··· Supplied records ···
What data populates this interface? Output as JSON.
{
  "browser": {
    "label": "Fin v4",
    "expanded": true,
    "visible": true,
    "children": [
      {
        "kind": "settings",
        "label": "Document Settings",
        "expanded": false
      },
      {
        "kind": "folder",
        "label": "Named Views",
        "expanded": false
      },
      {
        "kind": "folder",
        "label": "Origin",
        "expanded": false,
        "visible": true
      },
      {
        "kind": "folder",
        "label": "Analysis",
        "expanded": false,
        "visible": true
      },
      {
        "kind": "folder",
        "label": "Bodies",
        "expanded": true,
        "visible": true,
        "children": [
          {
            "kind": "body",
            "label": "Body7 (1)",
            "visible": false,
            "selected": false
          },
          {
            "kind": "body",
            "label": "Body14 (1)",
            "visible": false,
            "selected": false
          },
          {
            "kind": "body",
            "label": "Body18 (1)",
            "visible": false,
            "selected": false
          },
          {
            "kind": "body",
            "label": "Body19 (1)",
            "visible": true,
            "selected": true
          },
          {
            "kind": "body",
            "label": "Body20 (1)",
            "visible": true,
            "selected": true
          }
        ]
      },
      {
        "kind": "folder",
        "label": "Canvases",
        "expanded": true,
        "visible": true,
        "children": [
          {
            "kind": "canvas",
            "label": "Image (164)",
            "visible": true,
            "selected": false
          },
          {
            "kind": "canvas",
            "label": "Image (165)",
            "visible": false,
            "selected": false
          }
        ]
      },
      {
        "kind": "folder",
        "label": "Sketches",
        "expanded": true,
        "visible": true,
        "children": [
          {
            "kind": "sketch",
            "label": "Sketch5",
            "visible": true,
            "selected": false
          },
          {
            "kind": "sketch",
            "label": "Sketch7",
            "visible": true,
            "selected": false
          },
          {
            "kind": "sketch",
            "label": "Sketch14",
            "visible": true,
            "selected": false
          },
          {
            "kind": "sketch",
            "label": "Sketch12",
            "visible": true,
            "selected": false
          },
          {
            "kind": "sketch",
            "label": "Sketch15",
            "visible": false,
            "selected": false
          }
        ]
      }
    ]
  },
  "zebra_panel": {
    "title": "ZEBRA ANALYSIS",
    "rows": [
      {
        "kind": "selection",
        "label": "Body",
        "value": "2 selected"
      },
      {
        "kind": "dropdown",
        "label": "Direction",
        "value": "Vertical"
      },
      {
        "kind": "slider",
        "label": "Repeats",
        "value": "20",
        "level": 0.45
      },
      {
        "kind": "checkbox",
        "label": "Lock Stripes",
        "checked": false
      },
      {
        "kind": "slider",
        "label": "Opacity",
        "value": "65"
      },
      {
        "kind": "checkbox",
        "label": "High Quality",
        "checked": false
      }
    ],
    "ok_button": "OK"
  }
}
···
## Set problem
Wherever the string "value" appears in the entries above, list that line.

## Task response
        "value": "2 selected"
        "value": "Vertical"
        "value": "20",
        "value": "65"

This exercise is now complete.